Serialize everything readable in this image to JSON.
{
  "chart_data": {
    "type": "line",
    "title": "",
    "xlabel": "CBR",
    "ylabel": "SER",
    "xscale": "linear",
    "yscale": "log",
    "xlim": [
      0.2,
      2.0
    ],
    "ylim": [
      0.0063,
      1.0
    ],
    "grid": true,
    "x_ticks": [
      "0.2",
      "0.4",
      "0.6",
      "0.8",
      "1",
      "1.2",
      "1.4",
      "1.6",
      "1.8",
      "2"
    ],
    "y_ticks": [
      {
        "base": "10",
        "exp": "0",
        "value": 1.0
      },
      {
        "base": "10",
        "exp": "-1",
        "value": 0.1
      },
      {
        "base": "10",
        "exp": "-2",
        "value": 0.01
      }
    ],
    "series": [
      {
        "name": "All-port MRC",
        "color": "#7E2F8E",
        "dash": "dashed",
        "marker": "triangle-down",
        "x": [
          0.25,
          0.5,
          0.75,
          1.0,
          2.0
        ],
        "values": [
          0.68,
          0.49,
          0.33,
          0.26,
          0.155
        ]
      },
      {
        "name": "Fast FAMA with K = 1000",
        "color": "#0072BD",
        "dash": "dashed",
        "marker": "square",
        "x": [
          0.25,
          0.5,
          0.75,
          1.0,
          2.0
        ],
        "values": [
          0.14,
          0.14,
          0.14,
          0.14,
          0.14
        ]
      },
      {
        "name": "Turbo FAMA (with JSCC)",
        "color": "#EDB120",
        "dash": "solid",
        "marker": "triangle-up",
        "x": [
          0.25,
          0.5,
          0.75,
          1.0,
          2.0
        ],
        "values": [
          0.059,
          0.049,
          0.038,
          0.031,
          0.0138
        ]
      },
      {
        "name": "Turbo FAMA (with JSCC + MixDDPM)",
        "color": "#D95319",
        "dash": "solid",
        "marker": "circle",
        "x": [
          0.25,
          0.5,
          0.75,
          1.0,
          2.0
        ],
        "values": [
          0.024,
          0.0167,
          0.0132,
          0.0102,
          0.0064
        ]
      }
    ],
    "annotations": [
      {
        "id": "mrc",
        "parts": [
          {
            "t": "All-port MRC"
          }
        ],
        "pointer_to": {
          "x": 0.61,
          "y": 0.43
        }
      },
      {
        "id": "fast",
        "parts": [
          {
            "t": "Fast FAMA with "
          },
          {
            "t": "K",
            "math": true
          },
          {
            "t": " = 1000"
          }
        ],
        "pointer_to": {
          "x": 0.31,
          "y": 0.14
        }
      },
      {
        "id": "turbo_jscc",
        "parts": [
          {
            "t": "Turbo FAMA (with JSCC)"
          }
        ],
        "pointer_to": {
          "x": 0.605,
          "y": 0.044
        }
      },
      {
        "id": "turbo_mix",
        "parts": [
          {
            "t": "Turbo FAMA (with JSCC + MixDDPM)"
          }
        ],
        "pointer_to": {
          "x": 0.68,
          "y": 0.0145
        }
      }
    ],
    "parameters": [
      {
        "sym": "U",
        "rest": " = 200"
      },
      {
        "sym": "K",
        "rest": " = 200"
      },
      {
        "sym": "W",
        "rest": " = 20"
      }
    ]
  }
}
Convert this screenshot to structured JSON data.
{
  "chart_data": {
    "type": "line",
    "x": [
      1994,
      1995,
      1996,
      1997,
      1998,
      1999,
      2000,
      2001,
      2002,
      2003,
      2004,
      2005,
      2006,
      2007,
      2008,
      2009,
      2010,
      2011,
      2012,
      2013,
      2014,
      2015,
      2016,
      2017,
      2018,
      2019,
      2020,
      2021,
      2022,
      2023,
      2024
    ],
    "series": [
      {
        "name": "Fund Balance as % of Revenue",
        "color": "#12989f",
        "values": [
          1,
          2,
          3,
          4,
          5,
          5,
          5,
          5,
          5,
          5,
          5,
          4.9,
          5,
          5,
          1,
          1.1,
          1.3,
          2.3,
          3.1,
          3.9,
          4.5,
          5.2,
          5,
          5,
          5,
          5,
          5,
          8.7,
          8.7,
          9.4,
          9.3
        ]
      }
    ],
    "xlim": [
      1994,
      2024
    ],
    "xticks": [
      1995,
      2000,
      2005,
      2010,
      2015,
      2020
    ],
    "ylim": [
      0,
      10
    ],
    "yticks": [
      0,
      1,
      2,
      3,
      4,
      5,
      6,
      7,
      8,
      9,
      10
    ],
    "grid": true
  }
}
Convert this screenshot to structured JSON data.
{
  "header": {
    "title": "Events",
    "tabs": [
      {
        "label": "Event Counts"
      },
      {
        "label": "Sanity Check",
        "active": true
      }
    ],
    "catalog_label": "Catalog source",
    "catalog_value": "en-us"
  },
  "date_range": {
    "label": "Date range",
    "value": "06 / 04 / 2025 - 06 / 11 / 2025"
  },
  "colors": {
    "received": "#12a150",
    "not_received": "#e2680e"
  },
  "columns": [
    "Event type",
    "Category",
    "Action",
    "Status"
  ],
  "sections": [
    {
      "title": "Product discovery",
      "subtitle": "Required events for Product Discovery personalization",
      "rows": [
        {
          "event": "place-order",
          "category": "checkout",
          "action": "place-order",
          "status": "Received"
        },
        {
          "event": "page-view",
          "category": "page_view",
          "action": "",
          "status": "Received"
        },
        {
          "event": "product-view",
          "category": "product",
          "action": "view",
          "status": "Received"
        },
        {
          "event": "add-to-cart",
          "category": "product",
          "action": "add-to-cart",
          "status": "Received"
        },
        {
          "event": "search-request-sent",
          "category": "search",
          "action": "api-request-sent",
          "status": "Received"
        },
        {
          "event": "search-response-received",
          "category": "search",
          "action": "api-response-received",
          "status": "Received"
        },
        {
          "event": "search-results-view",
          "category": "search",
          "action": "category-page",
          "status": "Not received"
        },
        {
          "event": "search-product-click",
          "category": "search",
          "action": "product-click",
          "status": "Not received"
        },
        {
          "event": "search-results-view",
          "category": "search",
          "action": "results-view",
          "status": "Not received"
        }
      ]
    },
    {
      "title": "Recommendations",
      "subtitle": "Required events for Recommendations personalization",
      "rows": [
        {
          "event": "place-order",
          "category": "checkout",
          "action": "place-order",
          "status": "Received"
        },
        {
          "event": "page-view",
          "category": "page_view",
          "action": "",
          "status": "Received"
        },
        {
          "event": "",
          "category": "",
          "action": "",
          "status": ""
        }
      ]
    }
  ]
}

◆ The exercise: Report the number of lines in the entries above that include the string "triangle". Give nothing but the number.

◆ Answer to the exercise: 2